*Stated exercise*.
Could you repeat exactly the lines below, from the line containing "Give me a plain-text" through the last one, both included, while leaving out any pictures?

*Supplied data*.

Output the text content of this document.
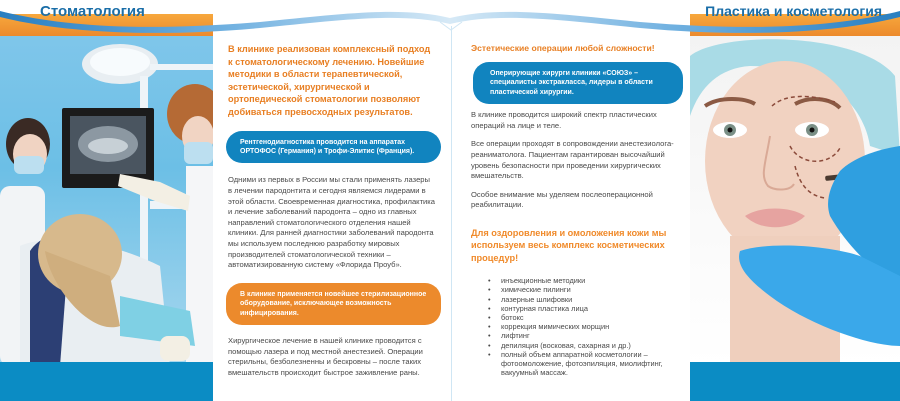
Стоматология	Пластика и косметология

В клинике реализован комплексный подход к стоматологическому лечению. Новейшие методики в области терапевтической, эстетической, хирургической и ортопедической стоматологии позволяют добиваться превосходных результатов.

Рентгенодиагностика проводится на аппаратах ОРТОФОС (Германия) и Трофи-Элитис (Франция).

Одними из первых в России мы стали применять лазеры в лечении пародонтита и сегодня являемся лидерами в этой области. Своевременная диагностика, профилактика и лечение заболеваний пародонта – одно из главных направлений стоматологического отделения нашей клиники. Для ранней диагностики заболеваний пародонта мы используем последнюю разработку мировых производителей стоматологической техники – автоматизированную систему «Флорида Проуб».

В клинике применяется новейшее стерилизационное оборудование, исключающее возможность инфицирования.

Хирургическое лечение в нашей клинике проводится с помощью лазера и под местной анестезией. Операции стерильны, безболезненны и бескровны – после таких вмешательств происходит быстрое заживление раны.

Эстетические операции любой сложности!

Оперирующие хирурги клиники «СОЮЗ» – специалисты экстракласса, лидеры в области пластической хирургии.

В клинике проводится широкий спектр пластических операций на лице и теле.

Все операции проходят в сопровождении анестезиолога-реаниматолога. Пациентам гарантирован высочайший уровень безопасности при проведении хирургических вмешательств.

Особое внимание мы уделяем послеоперационной реабилитации.

Для оздоровления и омоложения кожи мы используем весь комплекс косметических процедур!

• инъекционные методики
• химические пилинги
• лазерные шлифовки
• контурная пластика лица
• ботокс
• коррекция мимических морщин
• лифтинг
• депиляция (восковая, сахарная и др.)
• полный объем аппаратной косметологии – фотоомоложение, фотоэпиляция, миолифтинг, вакуумный массаж.
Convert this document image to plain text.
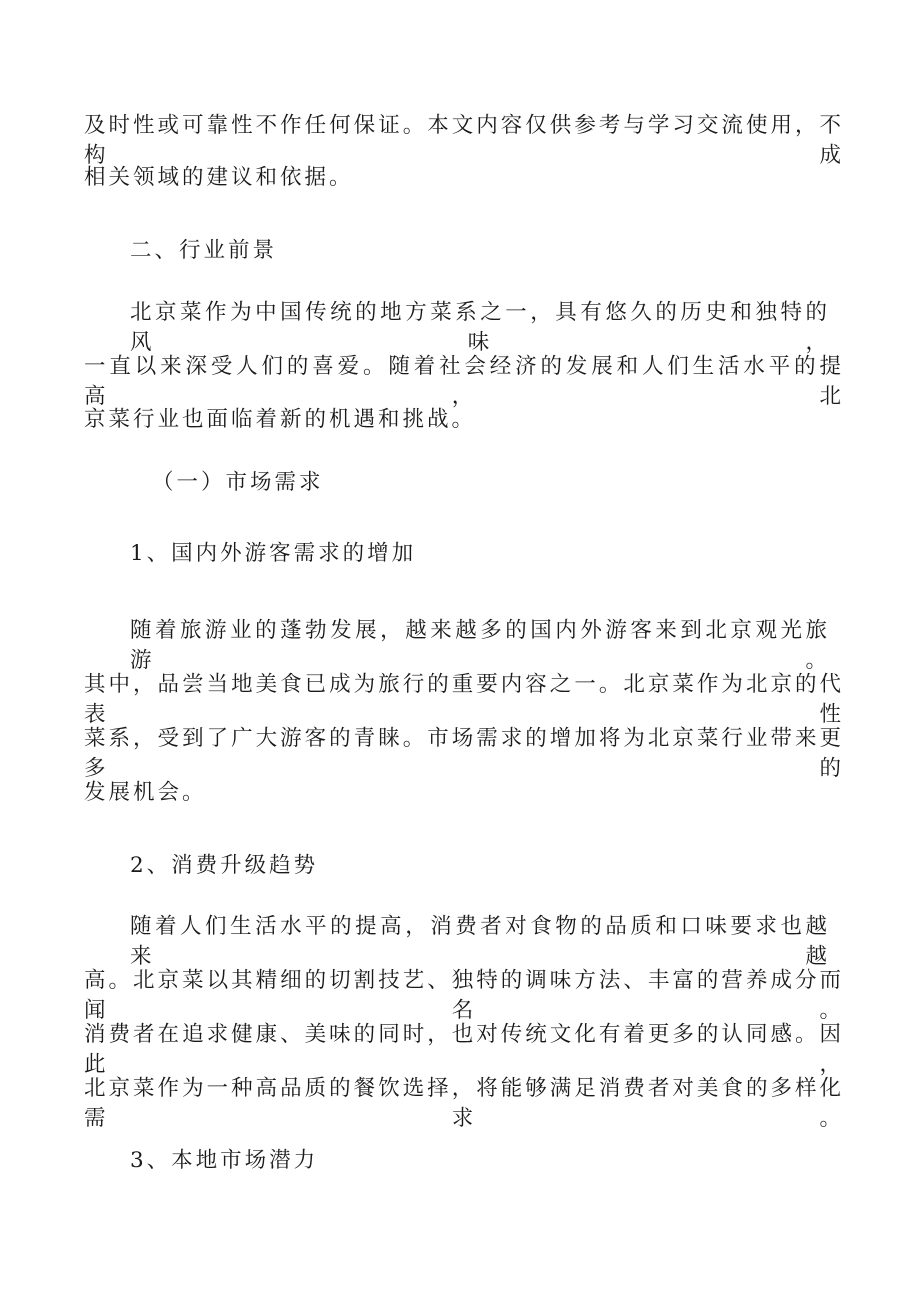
及时性或可靠性不作任何保证。本文内容仅供参考与学习交流使用，不构成
相关领域的建议和依据。
二、行业前景
北京菜作为中国传统的地方菜系之一，具有悠久的历史和独特的风味，
一直以来深受人们的喜爱。随着社会经济的发展和人们生活水平的提高，北
京菜行业也面临着新的机遇和挑战。
（一）市场需求
1、国内外游客需求的增加
随着旅游业的蓬勃发展，越来越多的国内外游客来到北京观光旅游。
其中，品尝当地美食已成为旅行的重要内容之一。北京菜作为北京的代表性
菜系，受到了广大游客的青睐。市场需求的增加将为北京菜行业带来更多的
发展机会。
2、消费升级趋势
随着人们生活水平的提高，消费者对食物的品质和口味要求也越来越
高。北京菜以其精细的切割技艺、独特的调味方法、丰富的营养成分而闻名。
消费者在追求健康、美味的同时，也对传统文化有着更多的认同感。因此，
北京菜作为一种高品质的餐饮选择，将能够满足消费者对美食的多样化需求。
3、本地市场潜力
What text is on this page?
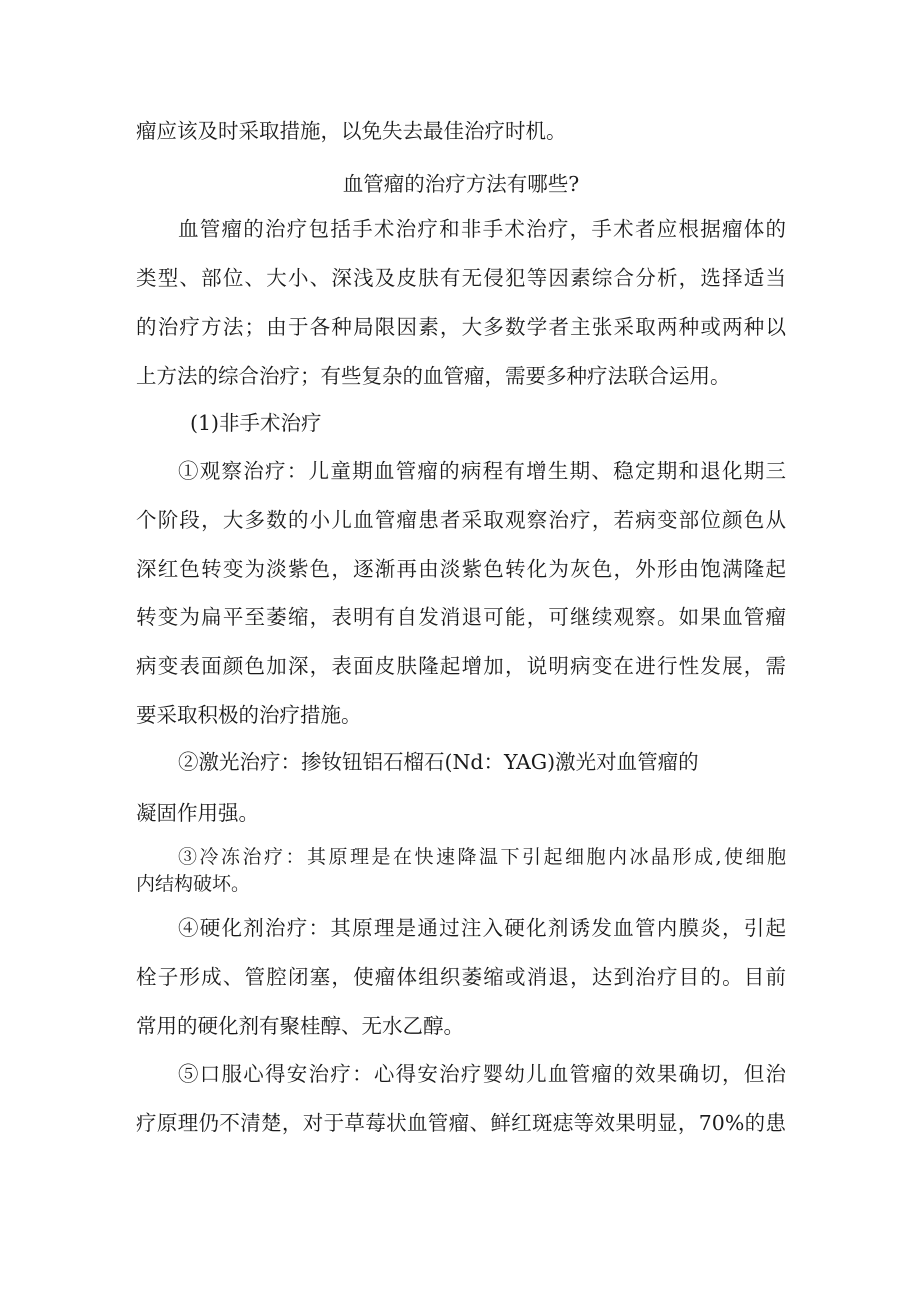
瘤应该及时采取措施，以免失去最佳治疗时机。

血管瘤的治疗方法有哪些?

血管瘤的治疗包括手术治疗和非手术治疗，手术者应根据瘤体的

类型、部位、大小、深浅及皮肤有无侵犯等因素综合分析，选择适当

的治疗方法；由于各种局限因素，大多数学者主张采取两种或两种以

上方法的综合治疗；有些复杂的血管瘤，需要多种疗法联合运用。

(1)非手术治疗

①观察治疗：儿童期血管瘤的病程有增生期、稳定期和退化期三

个阶段，大多数的小儿血管瘤患者采取观察治疗，若病变部位颜色从

深红色转变为淡紫色，逐渐再由淡紫色转化为灰色，外形由饱满隆起

转变为扁平至萎缩，表明有自发消退可能，可继续观察。如果血管瘤

病变表面颜色加深，表面皮肤隆起增加，说明病变在进行性发展，需

要采取积极的治疗措施。

②激光治疗：掺钕钮铝石榴石(Nd：YAG)激光对血管瘤的

凝固作用强。

③冷冻治疗：其原理是在快速降温下引起细胞内冰晶形成,使细胞

内结构破坏。

④硬化剂治疗：其原理是通过注入硬化剂诱发血管内膜炎，引起

栓子形成、管腔闭塞，使瘤体组织萎缩或消退，达到治疗目的。目前

常用的硬化剂有聚桂醇、无水乙醇。

⑤口服心得安治疗：心得安治疗婴幼儿血管瘤的效果确切，但治

疗原理仍不清楚，对于草莓状血管瘤、鲜红斑痣等效果明显，70%的患
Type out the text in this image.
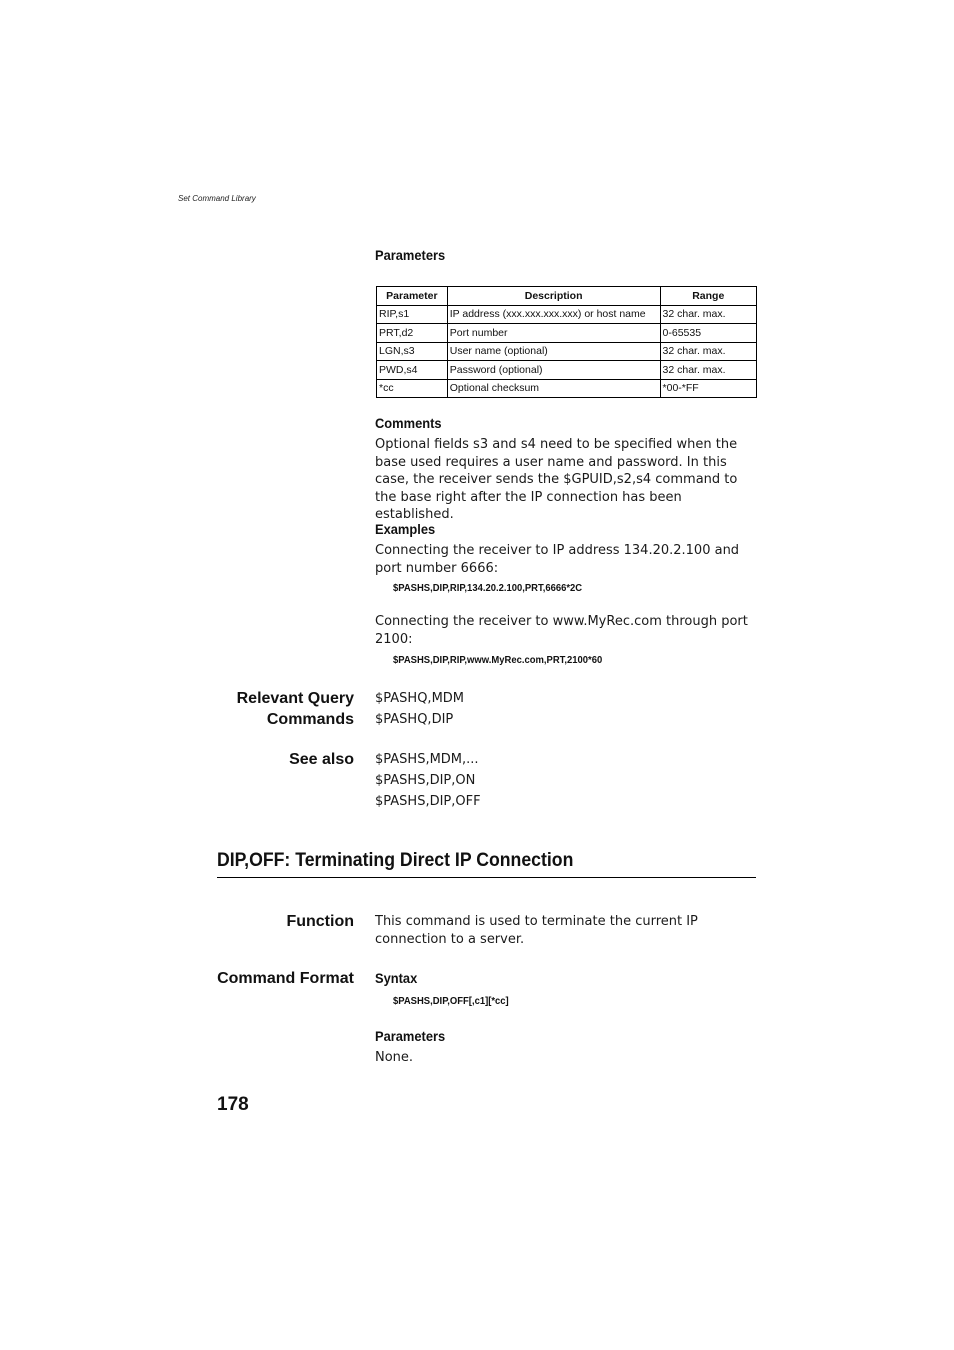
Set Command Library
Parameters
Parameter	Description	Range
RIP,s1	IP address (xxx.xxx.xxx.xxx) or host name	32 char. max.
PRT,d2	Port number	0-65535
LGN,s3	User name (optional)	32 char. max.
PWD,s4	Password (optional)	32 char. max.
*cc	Optional checksum	*00-*FF
Comments
Optional fields s3 and s4 need to be specified when the base used requires a user name and password. In this case, the receiver sends the $GPUID,s2,s4 command to the base right after the IP connection has been established.
Examples
Connecting the receiver to IP address 134.20.2.100 and port number 6666:
$PASHS,DIP,RIP,134.20.2.100,PRT,6666*2C
Connecting the receiver to www.MyRec.com through port 2100:
$PASHS,DIP,RIP,www.MyRec.com,PRT,2100*60
Relevant Query
Commands
$PASHQ,MDM
$PASHQ,DIP
See also $PASHS,MDM,...
$PASHS,DIP,ON
$PASHS,DIP,OFF
DIP,OFF: Terminating Direct IP Connection
Function This command is used to terminate the current IP connection to a server.
Command Format Syntax
$PASHS,DIP,OFF[,c1][*cc]
Parameters
None.
178
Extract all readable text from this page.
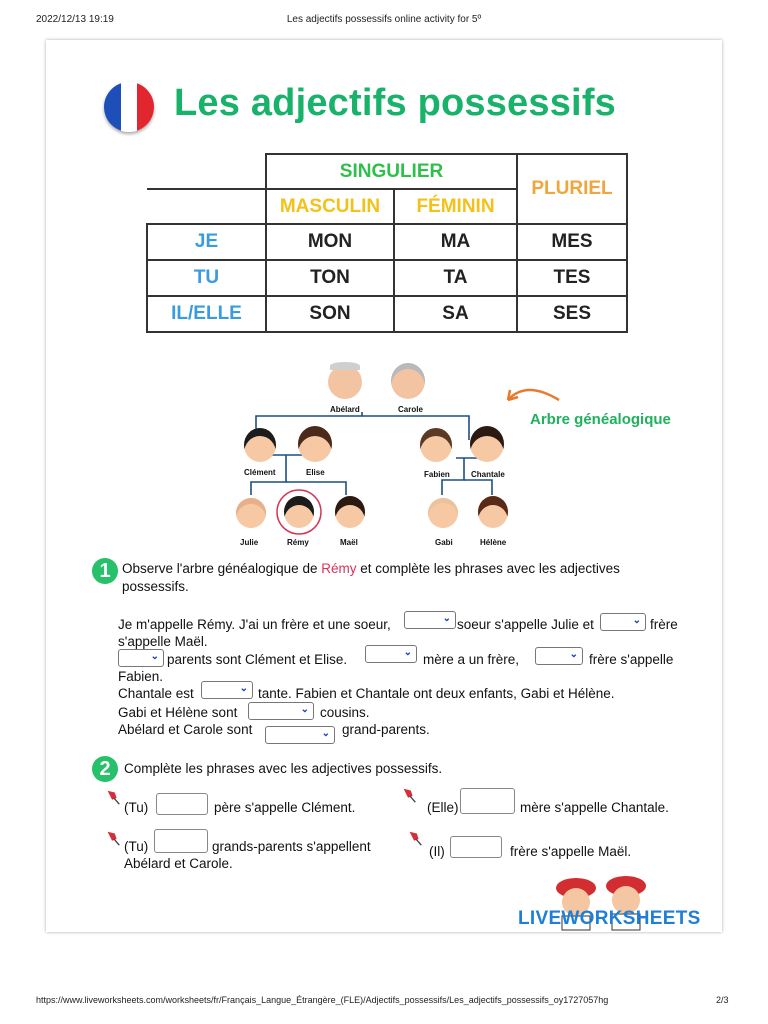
2022/12/13 19:19	Les adjectifs possessifs online activity for 5º
Les adjectifs possessifs
	SINGULIER		PLURIEL
	MASCULIN	FÉMININ	
JE	MON	MA	MES
TU	TON	TA	TES
IL/ELLE	SON	SA	SES
Abélard	Carole
Clément	Elise	Fabien	Chantale
Julie	Rémy	Maël	Gabi	Hélène
Arbre généalogique
1 Observe l'arbre généalogique de Rémy et complète les phrases avec les adjectives
possessifs.
Je m'appelle Rémy. J'ai un frère et une soeur,	⌄ soeur s'appelle Julie et	⌄ frère
s'appelle Maël.
⌄ parents sont Clément et Elise.	⌄ mère a un frère,	⌄ frère s'appelle
Fabien.
Chantale est	⌄ tante. Fabien et Chantale ont deux enfants, Gabi et Hélène.
Gabi et Hélène sont	⌄ cousins.
Abélard et Carole sont	⌄ grand-parents.
2 Complète les phrases avec les adjectives possessifs.
(Tu)	père s'appelle Clément.	(Elle)	mère s'appelle Chantale.
(Tu)	grands-parents s'appellent
Abélard et Carole.
(Il)	frère s'appelle Maël.
LIVEWORKSHEETS
https://www.liveworksheets.com/worksheets/fr/Français_Langue_Étrangère_(FLE)/Adjectifs_possessifs/Les_adjectifs_possessifs_oy1727057hg	2/3
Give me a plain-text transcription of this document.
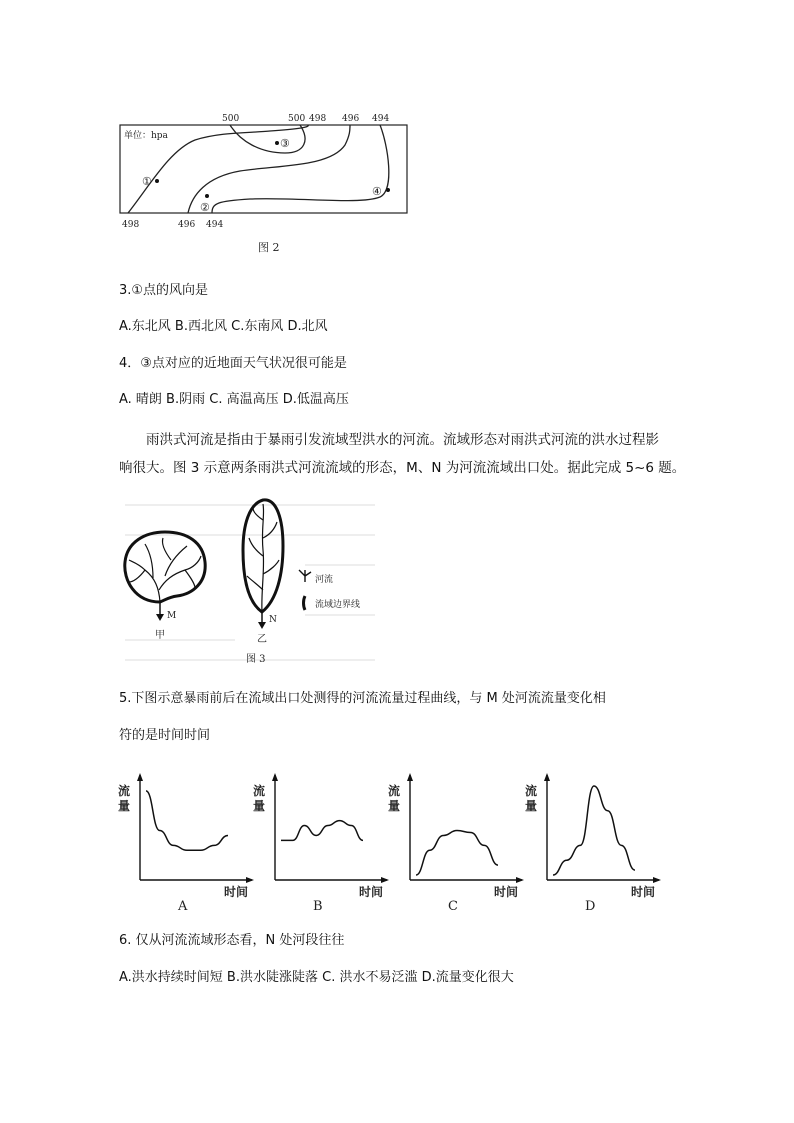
单位：hpa
500	500 498 496 494
498	496 494
①
②
③
④
图 2
3.①点的风向是
A.东北风 B.西北风 C.东南风 D.北风
4．③点对应的近地面天气状况很可能是
A. 晴朗 B.阴雨 C. 高温高压 D.低温高压
雨洪式河流是指由于暴雨引发流域型洪水的河流。流域形态对雨洪式河流的洪水过程影
响很大。图 3 示意两条雨洪式河流流域的形态，M、N 为河流流域出口处。据此完成 5~6 题。
M
甲
N
乙
河流
流域边界线
图 3
5.下图示意暴雨前后在流域出口处测得的河流流量过程曲线，与 M 处河流流量变化相
符的是时间时间
流
量
时间
A
流
量
时间
B
流
量
时间
C
流
量
时间
D
6. 仅从河流流域形态看，N 处河段往往
A.洪水持续时间短 B.洪水陡涨陡落 C. 洪水不易泛滥 D.流量变化很大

*Exercise answer*.
Give me a plain-text transcription of this document.
单位：hpa
500	500 498 496 494
498	496 494
①
②
③
④
图 2
3.①点的风向是
A.东北风 B.西北风 C.东南风 D.北风
4．③点对应的近地面天气状况很可能是
A. 晴朗 B.阴雨 C. 高温高压 D.低温高压
雨洪式河流是指由于暴雨引发流域型洪水的河流。流域形态对雨洪式河流的洪水过程影
响很大。图 3 示意两条雨洪式河流流域的形态，M、N 为河流流域出口处。据此完成 5~6 题。
M
甲
N
乙
河流
流域边界线
图 3
5.下图示意暴雨前后在流域出口处测得的河流流量过程曲线，与 M 处河流流量变化相
符的是时间时间
流
量
时间
A
流
量
时间
B
流
量
时间
C
流
量
时间
D
6. 仅从河流流域形态看，N 处河段往往
A.洪水持续时间短 B.洪水陡涨陡落 C. 洪水不易泛滥 D.流量变化很大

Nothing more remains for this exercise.